### [WHAT NEEDS TO BE DONE]
Collect each line containing "title".
---- STORED DATA
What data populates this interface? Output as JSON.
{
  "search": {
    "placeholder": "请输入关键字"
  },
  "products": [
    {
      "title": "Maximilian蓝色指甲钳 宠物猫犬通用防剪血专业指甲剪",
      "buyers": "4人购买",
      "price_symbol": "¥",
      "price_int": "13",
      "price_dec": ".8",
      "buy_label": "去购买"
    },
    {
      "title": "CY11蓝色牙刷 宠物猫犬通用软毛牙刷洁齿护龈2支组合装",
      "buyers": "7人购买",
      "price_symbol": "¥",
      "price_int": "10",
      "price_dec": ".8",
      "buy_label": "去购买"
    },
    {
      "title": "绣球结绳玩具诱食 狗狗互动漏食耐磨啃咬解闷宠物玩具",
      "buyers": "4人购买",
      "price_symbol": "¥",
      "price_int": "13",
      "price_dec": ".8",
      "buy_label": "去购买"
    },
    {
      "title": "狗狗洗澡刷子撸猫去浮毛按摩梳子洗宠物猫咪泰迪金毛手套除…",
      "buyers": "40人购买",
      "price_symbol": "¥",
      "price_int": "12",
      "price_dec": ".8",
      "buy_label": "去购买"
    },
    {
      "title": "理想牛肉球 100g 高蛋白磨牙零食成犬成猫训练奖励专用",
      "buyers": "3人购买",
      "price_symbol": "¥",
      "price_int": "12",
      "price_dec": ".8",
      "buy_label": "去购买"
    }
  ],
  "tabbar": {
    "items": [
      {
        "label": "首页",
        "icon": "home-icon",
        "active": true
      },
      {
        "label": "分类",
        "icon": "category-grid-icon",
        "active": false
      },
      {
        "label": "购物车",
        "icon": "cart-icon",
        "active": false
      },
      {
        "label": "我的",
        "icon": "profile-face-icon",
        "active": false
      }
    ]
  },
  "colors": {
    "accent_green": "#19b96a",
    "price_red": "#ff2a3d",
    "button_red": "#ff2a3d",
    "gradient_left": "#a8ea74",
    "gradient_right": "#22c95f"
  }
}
--------
### [SOLUTION FOR THIS EXERCISE]
      "title": "Maximilian蓝色指甲钳 宠物猫犬通用防剪血专业指甲剪",
      "title": "CY11蓝色牙刷 宠物猫犬通用软毛牙刷洁齿护龈2支组合装",
      "title": "绣球结绳玩具诱食 狗狗互动漏食耐磨啃咬解闷宠物玩具",
      "title": "狗狗洗澡刷子撸猫去浮毛按摩梳子洗宠物猫咪泰迪金毛手套除…",
      "title": "理想牛肉球 100g 高蛋白磨牙零食成犬成猫训练奖励专用",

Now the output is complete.